## What to work on
1. What are the step headings that the spotting scope article lists under its how-to section?
2. Reproduce a passage of the spotting scope article word for word, beginning at "The Right Equipment" and stopping after "within the camera.".

## Supplied text
______

How To Take Pictures Through A Spotting Scope
Being out in nature and watching wildlife activity is a relaxing and fun way to spend your free time. If you’d like to take it to the next level and start recording the images you see on photographs, then you’ve found the right article. We’ll tell you how to get the most from your spotting scope whilst attaching it to your camera or mobile phone.
It’s not as simple as strapping the camera to your scope and taking your chances, it’s more involved than that. It is an art that needs to be set up in the correct way otherwise your images will be blurry at best and completely unrecognisable at worst. The art of taking photos through a spotting scope is known as digiscoping, and this is because you use a digital camera and a scope.
The Right Equipment
Before you can start using a camera with a spotting scope, you need to be sure you use the correct type of camera. You can’t just attach any old camera to the scope and expect to get decent photos, for example, if you plan on using a Digital Single Lens Reflex (DSLR) camera you’ll have to make some adjustments manually, not just rely on automatic presets within the camera.
If you have a smartphone or similar many of these frustratingly annoying problems are virtually nonexistent. And with the technology constantly improving it’s only going to get better.
How To Take Photos Through Your Spotting Scope
For this you’ll need a spotting scope, an adapter, a tripod and the camera of your choice (DSLR, smartphone or point and shoot camera).
- Attach your camera to the spotting scope
Using the correct adapter for both your particular spotting scope and your chosen camera connect the camera to the scope.
- Attach the spotting scope to the tripod
Attach the scope to the tripod in the usual way.
- Train your scope on your subject
Point the scope at a branch, tree stump, fence post or whatever and wait for your intended bird target to show up.
- Take a succession of photos
Take as many images as you can and select the best ones for your album.
What’s Best DSLR Or Smartphone For Digiscoping?
This is the first decision you’ll need to make, and it’s an important one too. There are a multitude of cameras and phones available, most of which can be coupled with a spotting scope. But which is the best way to go?
Realistically, it depends on how experienced you are as a photographer. If you’re new to taking photos properly, then you’ll probably do better using a smartphone. If you find your images are not as good as you expected then you can always upgrade to a DSLR camera.

______

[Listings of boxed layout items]
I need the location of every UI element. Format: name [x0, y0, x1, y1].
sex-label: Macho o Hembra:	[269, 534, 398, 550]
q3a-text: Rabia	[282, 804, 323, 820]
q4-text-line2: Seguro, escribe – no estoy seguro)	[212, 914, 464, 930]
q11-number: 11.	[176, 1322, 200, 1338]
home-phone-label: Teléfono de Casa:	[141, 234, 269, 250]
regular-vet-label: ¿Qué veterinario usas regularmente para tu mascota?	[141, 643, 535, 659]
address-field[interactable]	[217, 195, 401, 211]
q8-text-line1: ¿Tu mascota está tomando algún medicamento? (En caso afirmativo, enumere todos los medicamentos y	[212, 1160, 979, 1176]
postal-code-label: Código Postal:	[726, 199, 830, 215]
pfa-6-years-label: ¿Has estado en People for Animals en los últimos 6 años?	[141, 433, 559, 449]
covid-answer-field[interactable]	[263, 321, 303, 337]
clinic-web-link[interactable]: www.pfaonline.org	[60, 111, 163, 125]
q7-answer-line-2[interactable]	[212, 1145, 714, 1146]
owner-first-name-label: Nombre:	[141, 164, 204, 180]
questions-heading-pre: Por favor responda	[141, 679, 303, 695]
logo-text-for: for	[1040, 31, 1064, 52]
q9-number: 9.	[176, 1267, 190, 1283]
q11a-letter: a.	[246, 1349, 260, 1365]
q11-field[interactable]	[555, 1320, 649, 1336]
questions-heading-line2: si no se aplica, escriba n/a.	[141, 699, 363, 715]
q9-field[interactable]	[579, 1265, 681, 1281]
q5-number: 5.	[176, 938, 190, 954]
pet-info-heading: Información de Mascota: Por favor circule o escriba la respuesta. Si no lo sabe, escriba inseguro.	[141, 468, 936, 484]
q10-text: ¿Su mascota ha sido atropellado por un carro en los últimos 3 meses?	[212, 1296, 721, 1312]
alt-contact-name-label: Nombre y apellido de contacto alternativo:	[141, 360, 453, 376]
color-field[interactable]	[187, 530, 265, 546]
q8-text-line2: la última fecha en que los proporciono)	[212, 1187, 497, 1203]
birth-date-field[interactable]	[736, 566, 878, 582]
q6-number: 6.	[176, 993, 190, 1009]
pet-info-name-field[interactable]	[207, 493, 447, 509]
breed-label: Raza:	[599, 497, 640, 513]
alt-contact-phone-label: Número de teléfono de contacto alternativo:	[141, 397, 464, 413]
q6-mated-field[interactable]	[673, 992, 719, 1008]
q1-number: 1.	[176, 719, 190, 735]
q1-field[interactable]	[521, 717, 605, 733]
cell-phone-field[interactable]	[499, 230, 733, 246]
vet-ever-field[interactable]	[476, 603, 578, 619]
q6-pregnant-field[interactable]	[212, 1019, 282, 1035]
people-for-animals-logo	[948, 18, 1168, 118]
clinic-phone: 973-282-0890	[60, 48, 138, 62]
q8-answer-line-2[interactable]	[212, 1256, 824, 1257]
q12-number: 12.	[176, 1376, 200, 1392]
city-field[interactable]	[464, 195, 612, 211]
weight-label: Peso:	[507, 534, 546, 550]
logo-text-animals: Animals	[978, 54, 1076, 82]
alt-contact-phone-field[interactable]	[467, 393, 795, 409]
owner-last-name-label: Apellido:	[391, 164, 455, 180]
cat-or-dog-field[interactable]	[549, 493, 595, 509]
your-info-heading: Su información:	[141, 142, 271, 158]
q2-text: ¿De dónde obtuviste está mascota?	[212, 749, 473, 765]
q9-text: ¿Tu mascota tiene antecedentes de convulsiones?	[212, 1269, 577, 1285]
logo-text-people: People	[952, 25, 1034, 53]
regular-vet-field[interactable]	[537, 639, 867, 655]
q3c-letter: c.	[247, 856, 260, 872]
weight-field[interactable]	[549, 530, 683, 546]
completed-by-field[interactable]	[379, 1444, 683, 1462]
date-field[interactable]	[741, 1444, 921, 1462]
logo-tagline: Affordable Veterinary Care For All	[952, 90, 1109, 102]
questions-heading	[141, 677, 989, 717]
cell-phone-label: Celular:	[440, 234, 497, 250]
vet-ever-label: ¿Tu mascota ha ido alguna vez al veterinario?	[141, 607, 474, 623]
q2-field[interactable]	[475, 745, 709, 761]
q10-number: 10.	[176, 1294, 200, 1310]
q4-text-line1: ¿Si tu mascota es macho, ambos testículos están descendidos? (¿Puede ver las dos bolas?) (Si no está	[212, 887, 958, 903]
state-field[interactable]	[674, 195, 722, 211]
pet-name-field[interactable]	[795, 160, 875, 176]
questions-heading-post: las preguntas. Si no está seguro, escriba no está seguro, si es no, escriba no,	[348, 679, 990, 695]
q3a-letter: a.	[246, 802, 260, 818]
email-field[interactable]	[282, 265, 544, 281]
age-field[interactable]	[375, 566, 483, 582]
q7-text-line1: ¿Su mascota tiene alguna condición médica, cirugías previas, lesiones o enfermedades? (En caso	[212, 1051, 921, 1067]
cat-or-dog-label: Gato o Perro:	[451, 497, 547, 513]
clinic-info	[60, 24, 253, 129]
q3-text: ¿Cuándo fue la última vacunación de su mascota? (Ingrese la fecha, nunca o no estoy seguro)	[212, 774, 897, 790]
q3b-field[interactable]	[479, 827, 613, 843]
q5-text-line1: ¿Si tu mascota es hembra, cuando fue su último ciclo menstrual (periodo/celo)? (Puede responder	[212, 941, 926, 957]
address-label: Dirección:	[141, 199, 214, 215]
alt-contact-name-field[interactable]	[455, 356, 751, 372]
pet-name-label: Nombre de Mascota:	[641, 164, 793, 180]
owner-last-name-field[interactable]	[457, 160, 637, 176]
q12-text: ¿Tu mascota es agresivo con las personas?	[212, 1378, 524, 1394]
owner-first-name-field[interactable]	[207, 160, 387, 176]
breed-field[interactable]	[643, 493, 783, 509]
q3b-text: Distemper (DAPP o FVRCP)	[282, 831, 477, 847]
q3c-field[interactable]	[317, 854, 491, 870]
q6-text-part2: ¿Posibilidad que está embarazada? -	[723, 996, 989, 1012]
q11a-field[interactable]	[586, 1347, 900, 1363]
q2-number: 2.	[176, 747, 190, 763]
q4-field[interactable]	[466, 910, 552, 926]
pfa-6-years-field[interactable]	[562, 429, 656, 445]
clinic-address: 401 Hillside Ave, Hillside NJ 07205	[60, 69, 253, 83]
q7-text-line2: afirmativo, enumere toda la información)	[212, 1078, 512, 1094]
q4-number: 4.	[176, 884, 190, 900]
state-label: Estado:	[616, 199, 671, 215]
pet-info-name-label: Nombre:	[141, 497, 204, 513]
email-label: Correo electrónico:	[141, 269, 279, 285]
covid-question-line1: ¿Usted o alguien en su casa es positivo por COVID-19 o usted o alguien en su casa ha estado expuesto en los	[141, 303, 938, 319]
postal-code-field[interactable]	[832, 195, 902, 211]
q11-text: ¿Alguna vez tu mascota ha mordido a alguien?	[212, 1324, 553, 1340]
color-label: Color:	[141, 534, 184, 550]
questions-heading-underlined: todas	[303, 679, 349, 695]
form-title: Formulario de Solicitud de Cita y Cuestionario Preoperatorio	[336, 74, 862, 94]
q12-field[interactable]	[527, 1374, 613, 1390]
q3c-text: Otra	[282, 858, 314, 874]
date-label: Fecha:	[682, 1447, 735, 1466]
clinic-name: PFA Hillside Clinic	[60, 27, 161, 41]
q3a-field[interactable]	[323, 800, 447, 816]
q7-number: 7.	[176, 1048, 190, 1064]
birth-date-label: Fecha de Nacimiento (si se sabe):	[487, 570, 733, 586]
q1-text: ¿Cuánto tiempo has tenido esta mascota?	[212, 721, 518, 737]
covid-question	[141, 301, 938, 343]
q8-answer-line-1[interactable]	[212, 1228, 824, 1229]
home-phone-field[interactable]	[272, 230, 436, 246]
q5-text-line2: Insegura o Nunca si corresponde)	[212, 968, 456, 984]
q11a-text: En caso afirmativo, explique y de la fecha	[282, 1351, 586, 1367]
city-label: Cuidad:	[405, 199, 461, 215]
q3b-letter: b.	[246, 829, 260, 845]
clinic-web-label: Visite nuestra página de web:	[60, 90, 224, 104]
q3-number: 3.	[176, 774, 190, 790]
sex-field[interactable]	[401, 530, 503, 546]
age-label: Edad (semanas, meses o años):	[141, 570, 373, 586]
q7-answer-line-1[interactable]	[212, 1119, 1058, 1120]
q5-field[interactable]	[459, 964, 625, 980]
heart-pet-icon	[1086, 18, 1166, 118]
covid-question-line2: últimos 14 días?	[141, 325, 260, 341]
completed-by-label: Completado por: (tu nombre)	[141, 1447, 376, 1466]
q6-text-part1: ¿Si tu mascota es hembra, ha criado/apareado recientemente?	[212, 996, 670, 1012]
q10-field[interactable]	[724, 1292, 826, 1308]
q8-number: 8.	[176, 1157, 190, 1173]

______

## Answer list
1.
- Attach your camera to the spotting scope
- Attach the spotting scope to the tripod
- Train your scope on your subject
- Take a succession of photos

2.
The Right Equipment
Before you can start using a camera with a spotting scope, you need to be sure you use the correct type of camera. You can’t just attach any old camera to the scope and expect to get decent photos, for example, if you plan on using a Digital Single Lens Reflex (DSLR) camera you’ll have to make some adjustments manually, not just rely on automatic presets within the camera.